## TASK DIRECTIONS
Select all lines with the string "Dirección" in them, and copy those lines.

──────

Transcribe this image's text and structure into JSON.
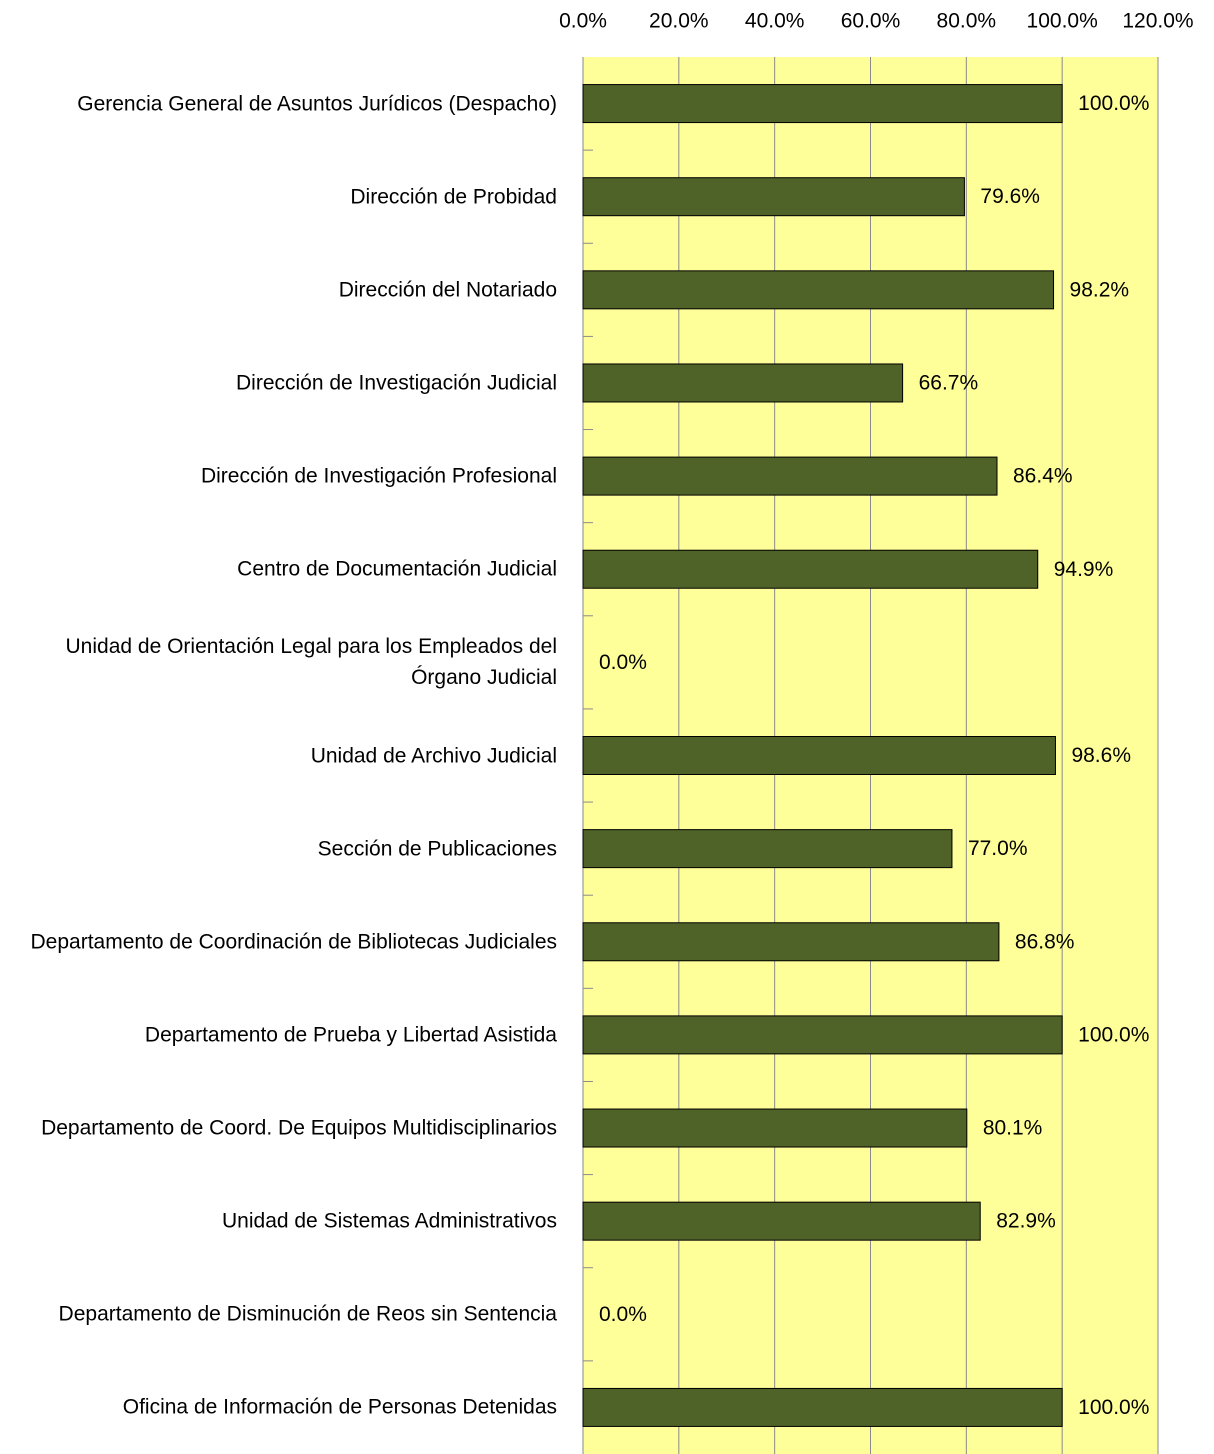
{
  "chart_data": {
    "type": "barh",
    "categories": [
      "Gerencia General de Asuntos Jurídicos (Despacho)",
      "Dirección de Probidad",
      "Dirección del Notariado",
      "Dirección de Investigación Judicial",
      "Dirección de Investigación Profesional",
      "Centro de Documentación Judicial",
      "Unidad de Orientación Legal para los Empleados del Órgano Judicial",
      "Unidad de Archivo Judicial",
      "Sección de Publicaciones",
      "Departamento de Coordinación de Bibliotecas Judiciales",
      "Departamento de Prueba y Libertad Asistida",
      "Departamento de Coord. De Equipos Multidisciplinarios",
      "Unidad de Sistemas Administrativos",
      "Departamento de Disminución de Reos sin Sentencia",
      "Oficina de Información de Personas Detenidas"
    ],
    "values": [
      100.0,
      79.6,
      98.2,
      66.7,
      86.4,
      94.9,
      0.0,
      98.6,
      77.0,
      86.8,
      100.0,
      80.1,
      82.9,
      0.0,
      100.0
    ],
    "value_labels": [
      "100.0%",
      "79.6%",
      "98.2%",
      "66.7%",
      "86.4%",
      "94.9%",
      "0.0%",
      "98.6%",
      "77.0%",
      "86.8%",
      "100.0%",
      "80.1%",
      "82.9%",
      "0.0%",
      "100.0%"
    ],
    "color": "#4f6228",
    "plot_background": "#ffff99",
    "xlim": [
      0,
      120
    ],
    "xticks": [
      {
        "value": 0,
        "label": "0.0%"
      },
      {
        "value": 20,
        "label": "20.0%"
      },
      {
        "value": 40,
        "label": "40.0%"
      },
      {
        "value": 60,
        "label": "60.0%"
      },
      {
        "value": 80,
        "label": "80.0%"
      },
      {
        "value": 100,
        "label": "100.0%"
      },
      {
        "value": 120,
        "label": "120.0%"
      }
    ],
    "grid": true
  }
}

──────

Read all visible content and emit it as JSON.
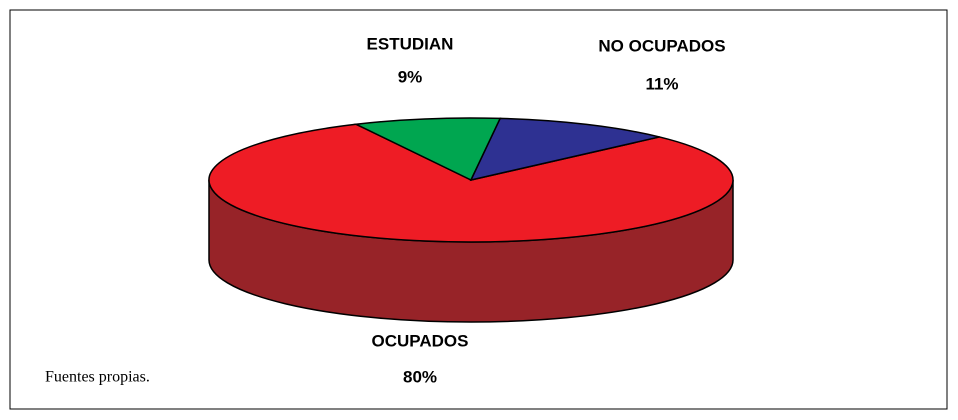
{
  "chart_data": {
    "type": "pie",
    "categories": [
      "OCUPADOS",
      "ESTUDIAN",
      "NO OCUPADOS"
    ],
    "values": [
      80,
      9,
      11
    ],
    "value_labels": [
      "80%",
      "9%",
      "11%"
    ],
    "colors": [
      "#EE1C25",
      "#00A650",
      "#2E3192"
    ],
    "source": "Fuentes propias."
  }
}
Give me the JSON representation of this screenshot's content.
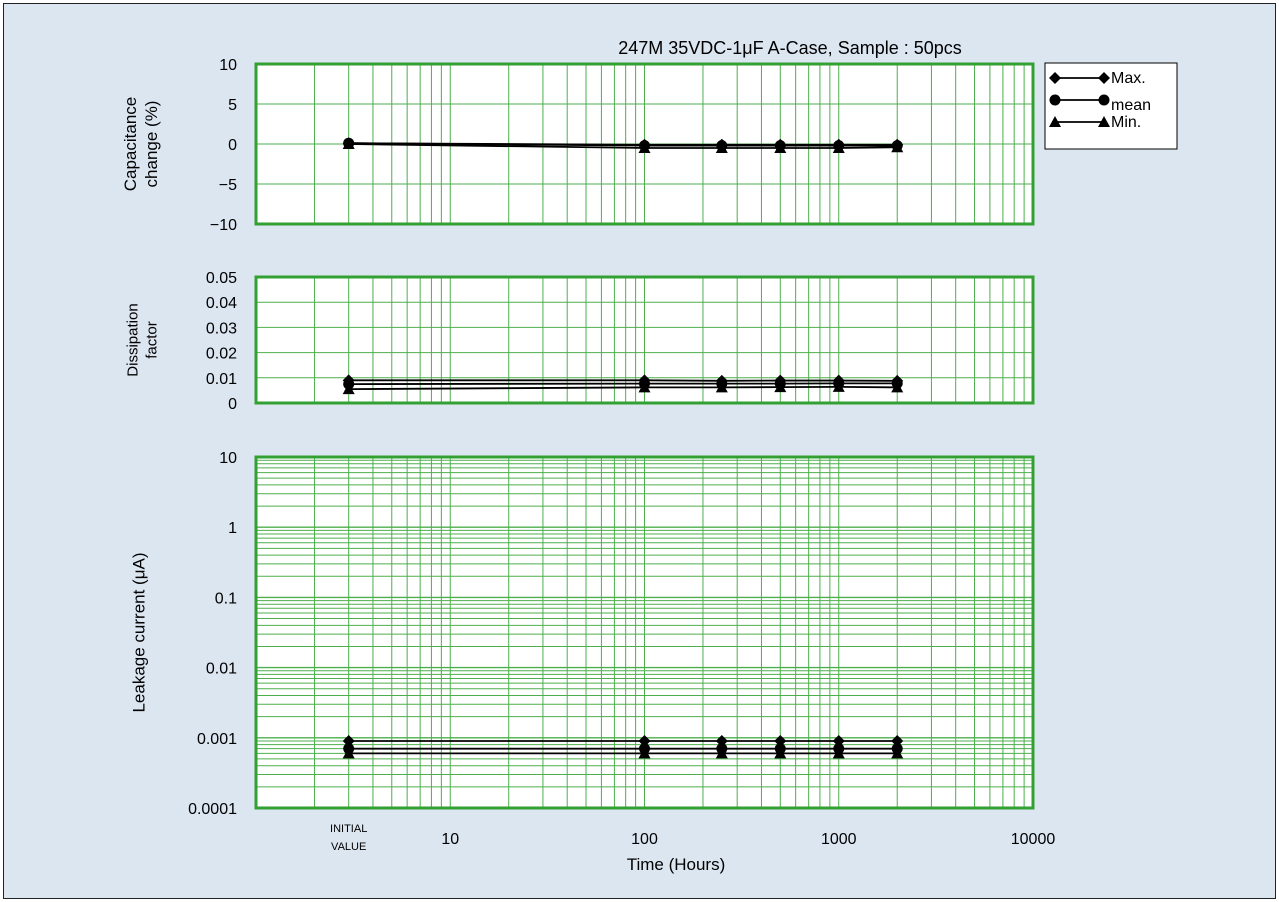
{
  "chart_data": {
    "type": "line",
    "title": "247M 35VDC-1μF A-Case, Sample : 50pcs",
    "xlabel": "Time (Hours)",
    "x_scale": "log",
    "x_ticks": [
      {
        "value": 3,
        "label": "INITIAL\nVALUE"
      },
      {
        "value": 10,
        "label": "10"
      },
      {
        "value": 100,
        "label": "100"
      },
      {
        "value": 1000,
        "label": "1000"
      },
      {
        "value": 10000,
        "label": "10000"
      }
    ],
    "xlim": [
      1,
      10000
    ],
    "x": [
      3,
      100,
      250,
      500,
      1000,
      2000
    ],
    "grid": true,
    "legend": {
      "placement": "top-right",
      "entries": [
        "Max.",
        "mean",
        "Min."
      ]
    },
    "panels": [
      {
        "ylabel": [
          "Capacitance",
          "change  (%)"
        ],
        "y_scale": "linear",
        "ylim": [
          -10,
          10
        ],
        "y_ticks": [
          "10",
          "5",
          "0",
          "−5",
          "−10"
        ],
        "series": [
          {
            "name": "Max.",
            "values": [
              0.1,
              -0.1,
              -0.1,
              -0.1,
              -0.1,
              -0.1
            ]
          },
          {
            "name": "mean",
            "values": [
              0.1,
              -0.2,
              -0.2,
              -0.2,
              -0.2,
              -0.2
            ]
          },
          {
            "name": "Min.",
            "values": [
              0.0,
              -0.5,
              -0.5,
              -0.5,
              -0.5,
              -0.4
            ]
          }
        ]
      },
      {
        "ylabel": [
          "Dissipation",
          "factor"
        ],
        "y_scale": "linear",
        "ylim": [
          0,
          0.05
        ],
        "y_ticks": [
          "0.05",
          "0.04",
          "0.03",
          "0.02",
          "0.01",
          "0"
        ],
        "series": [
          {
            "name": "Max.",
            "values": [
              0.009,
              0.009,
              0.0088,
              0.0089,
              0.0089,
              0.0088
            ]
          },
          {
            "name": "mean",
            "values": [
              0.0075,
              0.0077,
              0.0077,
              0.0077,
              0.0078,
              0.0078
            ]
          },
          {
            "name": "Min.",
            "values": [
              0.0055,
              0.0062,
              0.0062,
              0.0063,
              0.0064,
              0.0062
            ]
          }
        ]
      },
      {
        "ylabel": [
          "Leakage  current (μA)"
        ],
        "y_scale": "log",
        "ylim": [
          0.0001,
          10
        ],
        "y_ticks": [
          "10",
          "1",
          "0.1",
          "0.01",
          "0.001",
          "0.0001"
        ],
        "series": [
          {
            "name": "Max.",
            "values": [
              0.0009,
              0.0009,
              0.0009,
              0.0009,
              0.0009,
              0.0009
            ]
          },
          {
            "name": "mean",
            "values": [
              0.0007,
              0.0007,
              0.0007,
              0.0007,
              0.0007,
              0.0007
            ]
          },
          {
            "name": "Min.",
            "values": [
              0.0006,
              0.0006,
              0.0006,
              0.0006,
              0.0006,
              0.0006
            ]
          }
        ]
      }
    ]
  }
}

──────

## FINISHED TASK
      "Dirección de Probidad",
      "Dirección del Notariado",
      "Dirección de Investigación Judicial",
      "Dirección de Investigación Profesional",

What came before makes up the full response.